▶ Information supplied:
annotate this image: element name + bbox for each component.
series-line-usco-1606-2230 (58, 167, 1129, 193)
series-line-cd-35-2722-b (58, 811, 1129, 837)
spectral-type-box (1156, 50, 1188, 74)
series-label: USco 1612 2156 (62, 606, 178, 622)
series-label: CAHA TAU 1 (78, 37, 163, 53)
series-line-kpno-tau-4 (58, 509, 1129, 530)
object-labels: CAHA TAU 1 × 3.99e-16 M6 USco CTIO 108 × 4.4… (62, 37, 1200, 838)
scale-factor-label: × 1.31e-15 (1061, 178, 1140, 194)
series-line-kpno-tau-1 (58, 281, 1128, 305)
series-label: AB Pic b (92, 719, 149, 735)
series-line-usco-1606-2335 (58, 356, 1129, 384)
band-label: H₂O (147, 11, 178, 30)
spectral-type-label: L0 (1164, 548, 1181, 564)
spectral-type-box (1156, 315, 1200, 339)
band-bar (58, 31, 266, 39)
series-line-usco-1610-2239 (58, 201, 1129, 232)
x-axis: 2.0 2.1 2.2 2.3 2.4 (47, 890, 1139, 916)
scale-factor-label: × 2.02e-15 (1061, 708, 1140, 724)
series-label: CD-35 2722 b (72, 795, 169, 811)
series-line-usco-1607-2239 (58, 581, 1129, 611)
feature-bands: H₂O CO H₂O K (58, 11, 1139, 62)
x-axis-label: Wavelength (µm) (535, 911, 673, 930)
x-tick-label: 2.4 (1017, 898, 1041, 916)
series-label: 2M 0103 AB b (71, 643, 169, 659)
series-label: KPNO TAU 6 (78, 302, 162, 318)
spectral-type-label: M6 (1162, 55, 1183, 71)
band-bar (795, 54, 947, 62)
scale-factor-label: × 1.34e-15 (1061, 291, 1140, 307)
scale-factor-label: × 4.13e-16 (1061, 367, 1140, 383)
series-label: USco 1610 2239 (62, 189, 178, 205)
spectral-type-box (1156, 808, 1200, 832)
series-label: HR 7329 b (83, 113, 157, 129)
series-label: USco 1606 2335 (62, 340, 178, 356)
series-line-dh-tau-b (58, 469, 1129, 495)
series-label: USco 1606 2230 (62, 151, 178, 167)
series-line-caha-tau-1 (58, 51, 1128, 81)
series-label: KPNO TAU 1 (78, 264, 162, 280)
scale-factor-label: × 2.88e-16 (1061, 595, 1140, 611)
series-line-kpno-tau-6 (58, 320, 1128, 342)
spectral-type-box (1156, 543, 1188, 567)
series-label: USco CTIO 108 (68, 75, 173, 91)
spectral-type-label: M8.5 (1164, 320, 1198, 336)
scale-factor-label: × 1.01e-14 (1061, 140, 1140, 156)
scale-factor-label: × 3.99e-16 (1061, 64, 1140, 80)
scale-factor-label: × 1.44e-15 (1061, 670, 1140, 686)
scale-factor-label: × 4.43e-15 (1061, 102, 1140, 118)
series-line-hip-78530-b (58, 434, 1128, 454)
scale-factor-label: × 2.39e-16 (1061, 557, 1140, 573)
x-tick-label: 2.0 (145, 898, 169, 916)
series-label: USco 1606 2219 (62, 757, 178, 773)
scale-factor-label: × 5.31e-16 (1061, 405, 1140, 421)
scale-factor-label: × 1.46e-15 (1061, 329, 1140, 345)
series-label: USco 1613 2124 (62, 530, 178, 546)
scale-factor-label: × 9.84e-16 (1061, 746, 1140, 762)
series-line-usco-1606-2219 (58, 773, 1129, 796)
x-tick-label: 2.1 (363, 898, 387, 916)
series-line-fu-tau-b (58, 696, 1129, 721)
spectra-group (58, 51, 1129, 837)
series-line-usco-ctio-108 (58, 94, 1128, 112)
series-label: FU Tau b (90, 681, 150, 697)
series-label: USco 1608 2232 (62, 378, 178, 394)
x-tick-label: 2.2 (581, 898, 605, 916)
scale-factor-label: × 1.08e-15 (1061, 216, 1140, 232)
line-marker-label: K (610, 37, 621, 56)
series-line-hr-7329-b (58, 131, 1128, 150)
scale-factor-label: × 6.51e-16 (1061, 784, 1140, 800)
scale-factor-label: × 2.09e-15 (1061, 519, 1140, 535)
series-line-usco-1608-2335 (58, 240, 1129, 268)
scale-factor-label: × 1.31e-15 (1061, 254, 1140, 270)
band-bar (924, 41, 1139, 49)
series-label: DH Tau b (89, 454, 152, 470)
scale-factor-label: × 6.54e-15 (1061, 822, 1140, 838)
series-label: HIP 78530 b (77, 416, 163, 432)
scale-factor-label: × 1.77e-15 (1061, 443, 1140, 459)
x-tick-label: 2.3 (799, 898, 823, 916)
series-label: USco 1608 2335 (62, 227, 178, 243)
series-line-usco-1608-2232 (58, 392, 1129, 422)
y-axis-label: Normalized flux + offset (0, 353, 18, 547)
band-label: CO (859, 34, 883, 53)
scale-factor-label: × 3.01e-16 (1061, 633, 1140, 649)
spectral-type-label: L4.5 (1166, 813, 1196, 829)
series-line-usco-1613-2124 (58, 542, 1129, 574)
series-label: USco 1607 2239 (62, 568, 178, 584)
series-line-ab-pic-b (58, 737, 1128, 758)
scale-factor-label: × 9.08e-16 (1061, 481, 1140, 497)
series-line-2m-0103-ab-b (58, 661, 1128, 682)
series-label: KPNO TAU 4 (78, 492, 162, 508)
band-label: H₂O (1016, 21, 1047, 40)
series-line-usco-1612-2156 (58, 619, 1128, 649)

--

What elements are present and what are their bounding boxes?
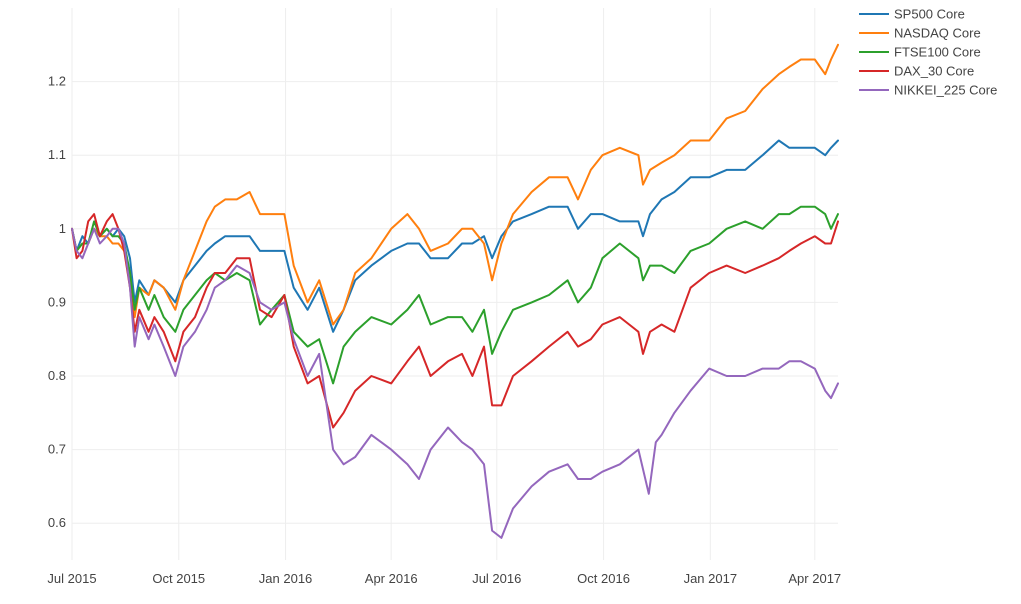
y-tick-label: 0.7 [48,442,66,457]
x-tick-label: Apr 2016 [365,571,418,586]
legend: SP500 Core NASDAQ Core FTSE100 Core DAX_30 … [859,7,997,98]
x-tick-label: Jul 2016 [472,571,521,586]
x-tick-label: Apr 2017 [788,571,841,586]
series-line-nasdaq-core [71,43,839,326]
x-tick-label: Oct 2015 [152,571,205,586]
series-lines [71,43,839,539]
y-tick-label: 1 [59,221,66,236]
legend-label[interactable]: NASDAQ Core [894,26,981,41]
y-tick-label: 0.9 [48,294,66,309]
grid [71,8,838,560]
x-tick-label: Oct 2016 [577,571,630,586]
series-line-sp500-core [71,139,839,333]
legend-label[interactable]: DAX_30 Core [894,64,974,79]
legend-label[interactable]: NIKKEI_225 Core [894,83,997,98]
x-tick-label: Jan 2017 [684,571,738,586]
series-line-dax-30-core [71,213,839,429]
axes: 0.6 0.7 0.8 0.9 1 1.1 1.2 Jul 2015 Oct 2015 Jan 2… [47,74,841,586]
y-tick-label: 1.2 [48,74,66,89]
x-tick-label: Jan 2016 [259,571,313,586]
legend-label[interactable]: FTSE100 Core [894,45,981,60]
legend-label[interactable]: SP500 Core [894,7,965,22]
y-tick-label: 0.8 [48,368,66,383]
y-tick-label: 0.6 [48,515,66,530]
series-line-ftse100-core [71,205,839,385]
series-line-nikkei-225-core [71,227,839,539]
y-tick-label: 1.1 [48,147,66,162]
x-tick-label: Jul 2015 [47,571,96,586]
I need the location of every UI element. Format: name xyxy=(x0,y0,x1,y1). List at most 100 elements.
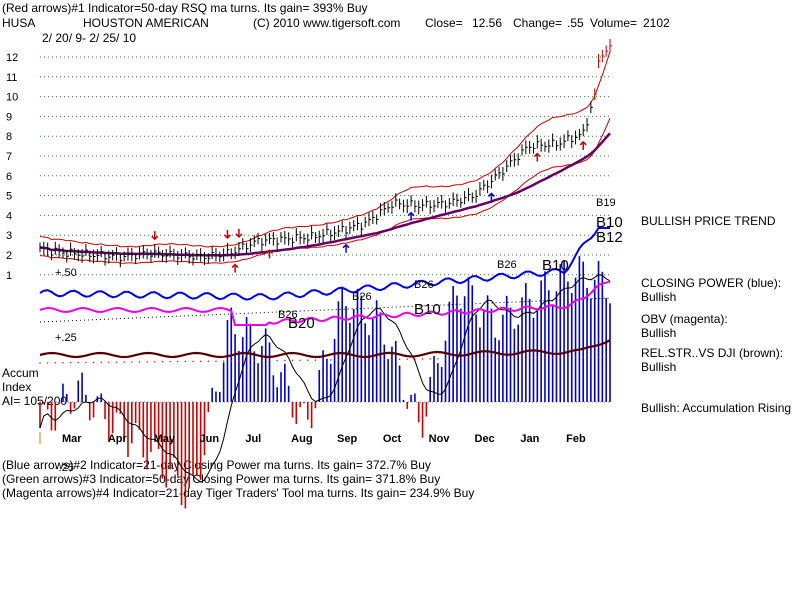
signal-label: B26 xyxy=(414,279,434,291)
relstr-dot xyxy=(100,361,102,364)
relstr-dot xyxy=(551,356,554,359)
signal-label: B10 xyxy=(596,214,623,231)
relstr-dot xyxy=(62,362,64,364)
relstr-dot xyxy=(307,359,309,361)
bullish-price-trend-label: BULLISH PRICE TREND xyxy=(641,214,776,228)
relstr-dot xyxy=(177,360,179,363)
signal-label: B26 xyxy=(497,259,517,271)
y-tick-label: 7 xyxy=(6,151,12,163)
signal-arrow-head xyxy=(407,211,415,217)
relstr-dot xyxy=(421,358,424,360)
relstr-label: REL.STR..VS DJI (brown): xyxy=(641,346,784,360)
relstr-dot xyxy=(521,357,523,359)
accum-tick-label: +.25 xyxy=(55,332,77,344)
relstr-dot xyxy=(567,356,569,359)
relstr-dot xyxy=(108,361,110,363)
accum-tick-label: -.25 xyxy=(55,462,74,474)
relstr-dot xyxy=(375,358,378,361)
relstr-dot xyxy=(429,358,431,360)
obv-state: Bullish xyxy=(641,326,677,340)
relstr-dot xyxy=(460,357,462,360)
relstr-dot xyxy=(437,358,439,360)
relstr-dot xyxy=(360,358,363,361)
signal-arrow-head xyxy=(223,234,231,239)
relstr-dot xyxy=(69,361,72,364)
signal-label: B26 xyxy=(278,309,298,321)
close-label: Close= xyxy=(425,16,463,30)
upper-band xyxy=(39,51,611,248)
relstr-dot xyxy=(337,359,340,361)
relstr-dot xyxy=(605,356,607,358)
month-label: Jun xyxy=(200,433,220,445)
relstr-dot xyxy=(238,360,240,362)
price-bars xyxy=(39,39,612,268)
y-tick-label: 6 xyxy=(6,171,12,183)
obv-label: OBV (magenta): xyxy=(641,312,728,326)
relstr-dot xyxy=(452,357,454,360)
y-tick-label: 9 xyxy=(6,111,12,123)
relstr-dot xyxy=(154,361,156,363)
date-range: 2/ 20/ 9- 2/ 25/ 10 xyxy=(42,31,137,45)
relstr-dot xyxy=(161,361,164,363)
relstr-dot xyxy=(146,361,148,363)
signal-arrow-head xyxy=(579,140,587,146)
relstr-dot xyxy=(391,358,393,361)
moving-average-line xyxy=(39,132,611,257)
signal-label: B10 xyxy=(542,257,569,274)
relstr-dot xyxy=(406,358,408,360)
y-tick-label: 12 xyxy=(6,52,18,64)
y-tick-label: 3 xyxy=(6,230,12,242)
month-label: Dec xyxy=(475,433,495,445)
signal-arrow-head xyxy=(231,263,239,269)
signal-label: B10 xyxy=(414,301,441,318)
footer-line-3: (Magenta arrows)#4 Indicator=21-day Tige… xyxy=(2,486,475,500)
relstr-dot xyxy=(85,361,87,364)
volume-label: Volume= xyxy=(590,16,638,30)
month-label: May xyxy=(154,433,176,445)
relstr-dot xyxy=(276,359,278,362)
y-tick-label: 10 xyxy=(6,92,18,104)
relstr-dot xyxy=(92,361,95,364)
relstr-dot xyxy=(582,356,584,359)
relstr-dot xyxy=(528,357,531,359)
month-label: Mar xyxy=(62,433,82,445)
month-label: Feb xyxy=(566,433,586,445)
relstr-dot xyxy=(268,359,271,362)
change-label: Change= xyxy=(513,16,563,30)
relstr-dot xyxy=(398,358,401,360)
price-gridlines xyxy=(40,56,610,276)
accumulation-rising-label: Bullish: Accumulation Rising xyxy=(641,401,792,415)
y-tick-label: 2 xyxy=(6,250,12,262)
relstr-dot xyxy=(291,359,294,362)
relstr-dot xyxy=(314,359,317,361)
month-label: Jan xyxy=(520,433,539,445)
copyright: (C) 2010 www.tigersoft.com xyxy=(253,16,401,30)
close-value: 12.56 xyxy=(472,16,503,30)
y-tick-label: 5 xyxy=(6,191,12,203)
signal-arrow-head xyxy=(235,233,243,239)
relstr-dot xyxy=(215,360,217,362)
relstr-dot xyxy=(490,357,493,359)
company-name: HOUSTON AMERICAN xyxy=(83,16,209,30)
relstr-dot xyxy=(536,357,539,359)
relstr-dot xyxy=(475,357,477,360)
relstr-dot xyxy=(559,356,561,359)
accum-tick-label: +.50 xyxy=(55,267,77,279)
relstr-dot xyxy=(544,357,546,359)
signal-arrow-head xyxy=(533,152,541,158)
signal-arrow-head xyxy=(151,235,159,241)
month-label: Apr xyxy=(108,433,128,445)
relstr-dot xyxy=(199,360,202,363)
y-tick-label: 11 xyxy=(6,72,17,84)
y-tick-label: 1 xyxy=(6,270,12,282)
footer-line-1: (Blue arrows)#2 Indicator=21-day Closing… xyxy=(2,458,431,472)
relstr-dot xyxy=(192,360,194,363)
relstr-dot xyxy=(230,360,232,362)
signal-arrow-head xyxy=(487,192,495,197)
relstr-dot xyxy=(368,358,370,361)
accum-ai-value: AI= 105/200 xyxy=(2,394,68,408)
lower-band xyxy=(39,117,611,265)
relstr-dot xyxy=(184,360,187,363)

▶ What to do: Copy the data from the line with "annotate this image: element" up to and including the line with "band-bar (58, 31, 266, 39)", switching every "series-label" to "series-name" and leaving everything else as it is. Give only those lines.

▶ Task solution:
annotate this image: element name + bbox for each component.
series-line-usco-1606-2230 (58, 167, 1129, 193)
series-line-cd-35-2722-b (58, 811, 1129, 837)
spectral-type-box (1156, 50, 1188, 74)
series-name: USco 1612 2156 (62, 606, 178, 622)
series-name: CAHA TAU 1 (78, 37, 163, 53)
series-line-kpno-tau-4 (58, 509, 1129, 530)
object-labels: CAHA TAU 1 × 3.99e-16 M6 USco CTIO 108 × 4.4… (62, 37, 1200, 838)
scale-factor-label: × 1.31e-15 (1061, 178, 1140, 194)
series-line-kpno-tau-1 (58, 281, 1128, 305)
series-name: AB Pic b (92, 719, 149, 735)
series-line-usco-1606-2335 (58, 356, 1129, 384)
band-label: H₂O (147, 11, 178, 30)
spectral-type-label: L0 (1164, 548, 1181, 564)
spectral-type-box (1156, 315, 1200, 339)
band-bar (58, 31, 266, 39)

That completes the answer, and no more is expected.